#### [What to do]
Find and copy each line of the records where the string "ylabel" shows up.

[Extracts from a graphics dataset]
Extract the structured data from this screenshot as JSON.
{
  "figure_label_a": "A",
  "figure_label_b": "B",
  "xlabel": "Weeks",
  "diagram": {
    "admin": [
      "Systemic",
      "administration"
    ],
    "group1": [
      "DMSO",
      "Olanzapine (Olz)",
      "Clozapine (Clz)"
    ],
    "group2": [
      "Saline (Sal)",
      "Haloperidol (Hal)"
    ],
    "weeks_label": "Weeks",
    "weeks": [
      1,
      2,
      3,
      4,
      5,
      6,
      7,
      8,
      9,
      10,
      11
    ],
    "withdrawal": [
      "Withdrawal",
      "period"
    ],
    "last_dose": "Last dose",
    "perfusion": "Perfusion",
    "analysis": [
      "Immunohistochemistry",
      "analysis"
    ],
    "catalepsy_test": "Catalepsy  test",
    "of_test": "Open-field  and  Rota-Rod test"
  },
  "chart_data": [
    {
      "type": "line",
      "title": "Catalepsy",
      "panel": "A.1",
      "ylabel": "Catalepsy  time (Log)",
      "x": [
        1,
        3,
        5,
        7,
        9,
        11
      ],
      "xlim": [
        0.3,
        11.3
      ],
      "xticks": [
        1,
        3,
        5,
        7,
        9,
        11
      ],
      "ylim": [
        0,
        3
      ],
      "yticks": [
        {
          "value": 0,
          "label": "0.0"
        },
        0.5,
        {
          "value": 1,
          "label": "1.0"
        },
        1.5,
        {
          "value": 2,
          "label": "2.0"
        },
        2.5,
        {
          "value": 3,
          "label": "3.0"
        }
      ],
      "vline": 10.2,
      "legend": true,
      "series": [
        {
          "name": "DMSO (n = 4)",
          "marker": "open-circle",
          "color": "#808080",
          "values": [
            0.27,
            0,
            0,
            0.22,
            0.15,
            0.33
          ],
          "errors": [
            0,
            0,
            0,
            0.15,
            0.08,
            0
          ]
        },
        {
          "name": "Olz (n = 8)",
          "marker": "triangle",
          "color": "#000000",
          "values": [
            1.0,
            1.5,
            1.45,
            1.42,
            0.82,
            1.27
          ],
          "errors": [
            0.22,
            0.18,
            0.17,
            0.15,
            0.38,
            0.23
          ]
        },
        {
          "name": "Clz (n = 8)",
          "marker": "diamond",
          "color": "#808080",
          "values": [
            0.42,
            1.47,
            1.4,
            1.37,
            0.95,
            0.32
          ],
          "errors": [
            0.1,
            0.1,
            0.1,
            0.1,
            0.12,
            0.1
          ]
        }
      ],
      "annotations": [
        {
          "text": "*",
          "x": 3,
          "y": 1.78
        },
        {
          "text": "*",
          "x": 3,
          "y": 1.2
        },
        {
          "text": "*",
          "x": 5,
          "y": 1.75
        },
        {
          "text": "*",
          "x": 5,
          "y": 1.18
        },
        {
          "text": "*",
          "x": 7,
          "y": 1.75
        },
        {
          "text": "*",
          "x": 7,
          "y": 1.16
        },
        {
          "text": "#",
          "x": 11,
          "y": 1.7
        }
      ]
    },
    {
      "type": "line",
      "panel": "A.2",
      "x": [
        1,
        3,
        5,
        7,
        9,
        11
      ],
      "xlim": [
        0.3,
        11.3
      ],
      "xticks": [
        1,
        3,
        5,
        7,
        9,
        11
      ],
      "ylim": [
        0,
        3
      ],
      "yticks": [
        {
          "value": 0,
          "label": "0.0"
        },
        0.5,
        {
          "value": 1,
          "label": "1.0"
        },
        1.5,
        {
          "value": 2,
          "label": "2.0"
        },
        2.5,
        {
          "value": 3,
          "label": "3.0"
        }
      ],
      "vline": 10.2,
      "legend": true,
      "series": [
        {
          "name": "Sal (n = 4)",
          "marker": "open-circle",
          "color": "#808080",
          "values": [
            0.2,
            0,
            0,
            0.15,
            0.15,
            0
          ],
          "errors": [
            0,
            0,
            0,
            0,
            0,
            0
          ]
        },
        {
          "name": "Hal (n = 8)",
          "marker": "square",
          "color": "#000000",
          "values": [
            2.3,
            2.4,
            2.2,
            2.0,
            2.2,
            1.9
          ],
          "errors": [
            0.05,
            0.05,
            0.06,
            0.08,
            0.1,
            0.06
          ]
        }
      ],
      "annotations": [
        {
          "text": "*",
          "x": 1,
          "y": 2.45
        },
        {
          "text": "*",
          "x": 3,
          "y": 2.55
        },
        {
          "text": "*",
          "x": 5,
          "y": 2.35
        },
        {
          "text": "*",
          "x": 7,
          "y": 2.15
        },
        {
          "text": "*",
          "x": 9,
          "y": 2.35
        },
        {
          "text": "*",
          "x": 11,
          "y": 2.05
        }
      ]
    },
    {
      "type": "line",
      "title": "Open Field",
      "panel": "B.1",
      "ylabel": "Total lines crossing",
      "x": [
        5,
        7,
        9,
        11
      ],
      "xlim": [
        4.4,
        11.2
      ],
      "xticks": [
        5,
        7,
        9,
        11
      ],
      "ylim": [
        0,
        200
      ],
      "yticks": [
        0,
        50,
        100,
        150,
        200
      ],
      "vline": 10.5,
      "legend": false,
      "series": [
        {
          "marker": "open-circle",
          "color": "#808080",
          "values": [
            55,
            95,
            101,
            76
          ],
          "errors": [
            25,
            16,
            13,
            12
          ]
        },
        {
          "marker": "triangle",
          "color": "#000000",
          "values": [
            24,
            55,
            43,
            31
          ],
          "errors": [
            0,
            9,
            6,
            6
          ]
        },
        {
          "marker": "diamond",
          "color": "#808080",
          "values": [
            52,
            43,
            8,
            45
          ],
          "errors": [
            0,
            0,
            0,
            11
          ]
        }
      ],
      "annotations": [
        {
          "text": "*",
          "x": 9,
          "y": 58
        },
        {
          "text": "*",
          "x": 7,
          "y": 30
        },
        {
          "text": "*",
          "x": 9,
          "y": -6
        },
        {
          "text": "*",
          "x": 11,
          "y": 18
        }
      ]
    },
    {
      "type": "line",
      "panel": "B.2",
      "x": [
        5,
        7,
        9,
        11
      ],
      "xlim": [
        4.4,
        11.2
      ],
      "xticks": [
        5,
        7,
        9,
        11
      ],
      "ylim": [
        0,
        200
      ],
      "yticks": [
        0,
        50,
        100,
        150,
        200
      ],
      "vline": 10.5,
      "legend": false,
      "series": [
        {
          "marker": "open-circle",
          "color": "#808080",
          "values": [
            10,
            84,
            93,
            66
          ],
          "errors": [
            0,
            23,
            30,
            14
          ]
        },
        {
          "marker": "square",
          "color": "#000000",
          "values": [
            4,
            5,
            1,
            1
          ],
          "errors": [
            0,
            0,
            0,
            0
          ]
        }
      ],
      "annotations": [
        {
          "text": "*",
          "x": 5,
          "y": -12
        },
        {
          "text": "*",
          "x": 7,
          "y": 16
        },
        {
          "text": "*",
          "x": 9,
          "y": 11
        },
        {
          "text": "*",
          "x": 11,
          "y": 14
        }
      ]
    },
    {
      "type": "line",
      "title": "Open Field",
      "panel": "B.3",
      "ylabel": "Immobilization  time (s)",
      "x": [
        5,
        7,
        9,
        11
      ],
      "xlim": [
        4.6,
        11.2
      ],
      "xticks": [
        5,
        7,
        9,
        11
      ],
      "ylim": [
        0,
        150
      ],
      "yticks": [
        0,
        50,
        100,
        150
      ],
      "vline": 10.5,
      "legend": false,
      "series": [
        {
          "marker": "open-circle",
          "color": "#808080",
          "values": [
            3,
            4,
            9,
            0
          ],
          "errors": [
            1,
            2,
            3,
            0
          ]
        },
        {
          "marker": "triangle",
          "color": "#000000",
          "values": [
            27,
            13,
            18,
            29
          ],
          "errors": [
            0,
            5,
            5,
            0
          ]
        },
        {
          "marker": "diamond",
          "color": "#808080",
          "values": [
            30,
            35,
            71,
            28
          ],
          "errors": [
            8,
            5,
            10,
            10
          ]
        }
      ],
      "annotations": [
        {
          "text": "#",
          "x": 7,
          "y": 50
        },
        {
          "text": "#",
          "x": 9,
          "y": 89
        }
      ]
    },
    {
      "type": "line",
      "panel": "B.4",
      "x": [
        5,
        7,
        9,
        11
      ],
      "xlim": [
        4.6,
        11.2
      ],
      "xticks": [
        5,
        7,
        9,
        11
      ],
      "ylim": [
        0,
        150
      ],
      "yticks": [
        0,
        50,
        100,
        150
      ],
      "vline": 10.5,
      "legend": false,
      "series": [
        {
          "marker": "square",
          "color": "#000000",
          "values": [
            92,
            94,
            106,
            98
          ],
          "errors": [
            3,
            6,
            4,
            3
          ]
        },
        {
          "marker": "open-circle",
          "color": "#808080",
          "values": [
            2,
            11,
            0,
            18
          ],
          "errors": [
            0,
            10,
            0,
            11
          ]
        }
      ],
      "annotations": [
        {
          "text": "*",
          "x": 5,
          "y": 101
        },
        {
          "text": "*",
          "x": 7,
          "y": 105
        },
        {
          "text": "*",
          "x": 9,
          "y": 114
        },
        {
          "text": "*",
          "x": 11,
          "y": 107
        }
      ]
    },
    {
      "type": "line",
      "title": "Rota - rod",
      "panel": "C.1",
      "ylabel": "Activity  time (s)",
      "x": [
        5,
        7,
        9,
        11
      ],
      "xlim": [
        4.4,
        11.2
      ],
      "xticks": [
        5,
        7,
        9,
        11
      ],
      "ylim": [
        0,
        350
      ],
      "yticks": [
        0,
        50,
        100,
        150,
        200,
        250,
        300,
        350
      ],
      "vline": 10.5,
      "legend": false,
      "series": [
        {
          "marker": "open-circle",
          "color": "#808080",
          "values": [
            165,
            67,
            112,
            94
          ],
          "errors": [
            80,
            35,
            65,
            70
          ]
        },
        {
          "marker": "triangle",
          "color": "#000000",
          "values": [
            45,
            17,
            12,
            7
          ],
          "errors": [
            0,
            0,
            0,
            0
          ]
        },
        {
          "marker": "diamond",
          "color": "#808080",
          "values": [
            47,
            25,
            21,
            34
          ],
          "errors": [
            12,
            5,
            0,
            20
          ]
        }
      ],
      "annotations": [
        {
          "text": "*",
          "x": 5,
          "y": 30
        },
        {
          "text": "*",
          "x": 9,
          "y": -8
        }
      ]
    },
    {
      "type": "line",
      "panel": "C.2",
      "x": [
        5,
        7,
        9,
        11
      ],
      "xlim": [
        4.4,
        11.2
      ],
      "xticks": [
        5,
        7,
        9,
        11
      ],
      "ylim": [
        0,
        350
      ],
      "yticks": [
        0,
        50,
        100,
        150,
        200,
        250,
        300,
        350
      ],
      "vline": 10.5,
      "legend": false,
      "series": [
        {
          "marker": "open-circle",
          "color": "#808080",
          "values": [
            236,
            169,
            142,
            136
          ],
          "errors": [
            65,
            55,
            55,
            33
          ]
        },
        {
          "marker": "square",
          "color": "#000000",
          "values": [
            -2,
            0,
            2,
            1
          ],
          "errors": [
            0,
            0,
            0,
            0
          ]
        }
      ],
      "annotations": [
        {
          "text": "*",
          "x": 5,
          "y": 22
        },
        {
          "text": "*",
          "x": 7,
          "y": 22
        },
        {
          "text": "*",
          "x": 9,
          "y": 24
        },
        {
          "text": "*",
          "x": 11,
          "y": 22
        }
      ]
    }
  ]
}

#### [Written response]
      "ylabel": "Catalepsy  time (Log)",
      "ylabel": "Total lines crossing",
      "ylabel": "Immobilization  time (s)",
      "ylabel": "Activity  time (s)",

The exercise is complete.